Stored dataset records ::
--- BEGIN ---

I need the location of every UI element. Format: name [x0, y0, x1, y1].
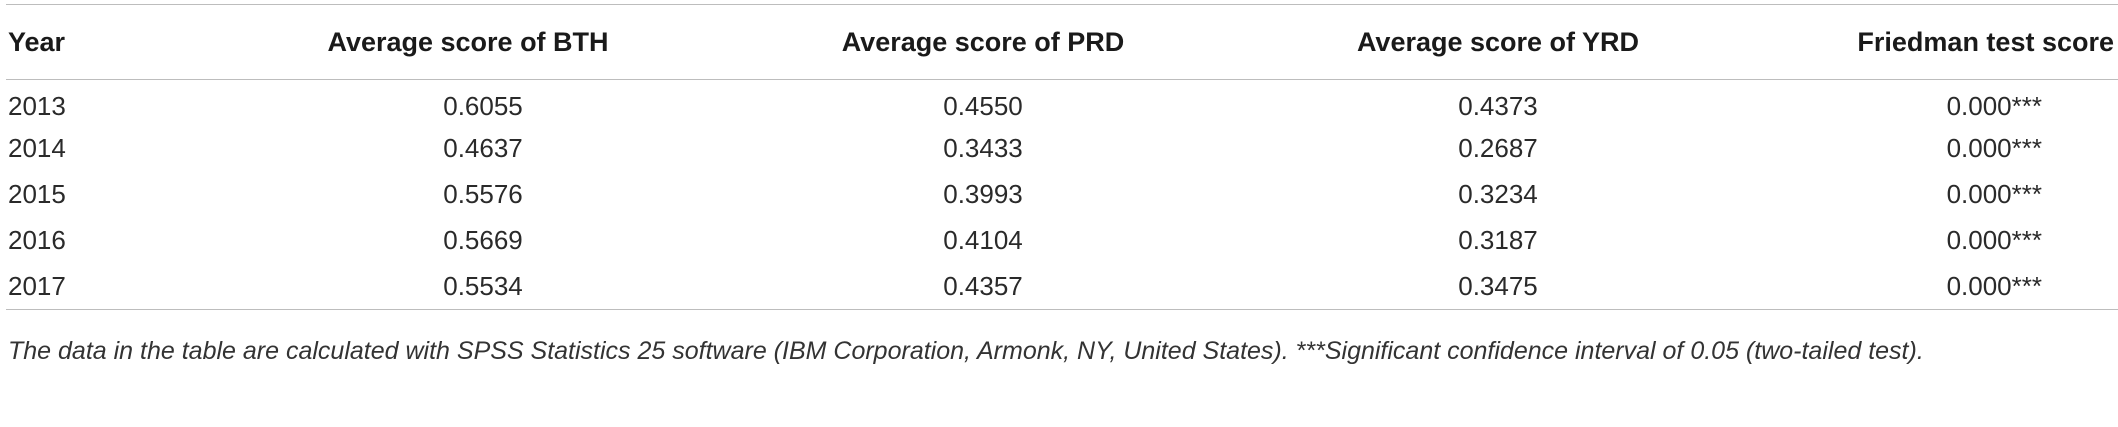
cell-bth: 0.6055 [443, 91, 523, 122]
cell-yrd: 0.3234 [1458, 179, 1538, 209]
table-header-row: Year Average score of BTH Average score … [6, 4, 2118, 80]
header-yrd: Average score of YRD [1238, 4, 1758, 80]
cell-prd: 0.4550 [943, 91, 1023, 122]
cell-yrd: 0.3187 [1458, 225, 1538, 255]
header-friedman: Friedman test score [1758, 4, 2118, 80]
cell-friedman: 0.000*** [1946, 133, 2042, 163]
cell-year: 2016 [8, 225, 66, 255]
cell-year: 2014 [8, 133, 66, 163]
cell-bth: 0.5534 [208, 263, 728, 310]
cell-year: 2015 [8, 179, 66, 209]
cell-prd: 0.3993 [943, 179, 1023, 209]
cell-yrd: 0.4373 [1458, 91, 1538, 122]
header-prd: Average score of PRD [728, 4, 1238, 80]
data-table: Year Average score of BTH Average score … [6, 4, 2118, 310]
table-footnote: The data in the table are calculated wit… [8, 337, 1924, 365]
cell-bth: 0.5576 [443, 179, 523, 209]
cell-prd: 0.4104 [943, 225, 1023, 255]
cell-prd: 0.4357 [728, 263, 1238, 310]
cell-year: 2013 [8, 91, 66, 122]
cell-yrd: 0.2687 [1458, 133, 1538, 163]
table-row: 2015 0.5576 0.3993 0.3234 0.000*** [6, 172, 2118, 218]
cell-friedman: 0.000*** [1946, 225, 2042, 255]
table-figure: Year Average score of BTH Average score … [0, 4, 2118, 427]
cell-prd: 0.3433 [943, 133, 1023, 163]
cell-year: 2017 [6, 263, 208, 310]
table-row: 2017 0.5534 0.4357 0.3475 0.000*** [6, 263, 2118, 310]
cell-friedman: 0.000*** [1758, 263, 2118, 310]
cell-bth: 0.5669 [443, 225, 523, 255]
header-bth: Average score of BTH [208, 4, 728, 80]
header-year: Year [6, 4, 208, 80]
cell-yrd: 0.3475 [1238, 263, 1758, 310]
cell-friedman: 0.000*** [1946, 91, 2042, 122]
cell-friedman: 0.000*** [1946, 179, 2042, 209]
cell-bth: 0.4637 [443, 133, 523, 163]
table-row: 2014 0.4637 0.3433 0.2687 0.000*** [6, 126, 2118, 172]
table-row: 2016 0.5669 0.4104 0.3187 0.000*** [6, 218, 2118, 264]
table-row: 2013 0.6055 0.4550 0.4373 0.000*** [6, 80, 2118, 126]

--- END ---

Your instructions ::
Copy out the lines of the records without any change, starting at the line containing "cell-bth: 0.6055 [443, 91, 523, 122]" and ending at the line containing "table-row: 2015 0.5576", with both of those lines included.

Final answer ::
cell-bth: 0.6055 [443, 91, 523, 122]
cell-yrd: 0.3234 [1458, 179, 1538, 209]
table-header-row: Year Average score of BTH Average score … [6, 4, 2118, 80]
header-yrd: Average score of YRD [1238, 4, 1758, 80]
cell-prd: 0.4550 [943, 91, 1023, 122]
cell-yrd: 0.3187 [1458, 225, 1538, 255]
header-friedman: Friedman test score [1758, 4, 2118, 80]
cell-friedman: 0.000*** [1946, 133, 2042, 163]
cell-year: 2016 [8, 225, 66, 255]
cell-year: 2014 [8, 133, 66, 163]
cell-bth: 0.5534 [208, 263, 728, 310]
cell-year: 2015 [8, 179, 66, 209]
cell-prd: 0.3993 [943, 179, 1023, 209]
cell-yrd: 0.4373 [1458, 91, 1538, 122]
header-prd: Average score of PRD [728, 4, 1238, 80]
data-table: Year Average score of BTH Average score … [6, 4, 2118, 310]
table-footnote: The data in the table are calculated wit… [8, 337, 1924, 365]
cell-bth: 0.5576 [443, 179, 523, 209]
cell-prd: 0.4104 [943, 225, 1023, 255]
cell-prd: 0.4357 [728, 263, 1238, 310]
cell-year: 2013 [8, 91, 66, 122]
cell-yrd: 0.2687 [1458, 133, 1538, 163]
table-row: 2015 0.5576 0.3993 0.3234 0.000*** [6, 172, 2118, 218]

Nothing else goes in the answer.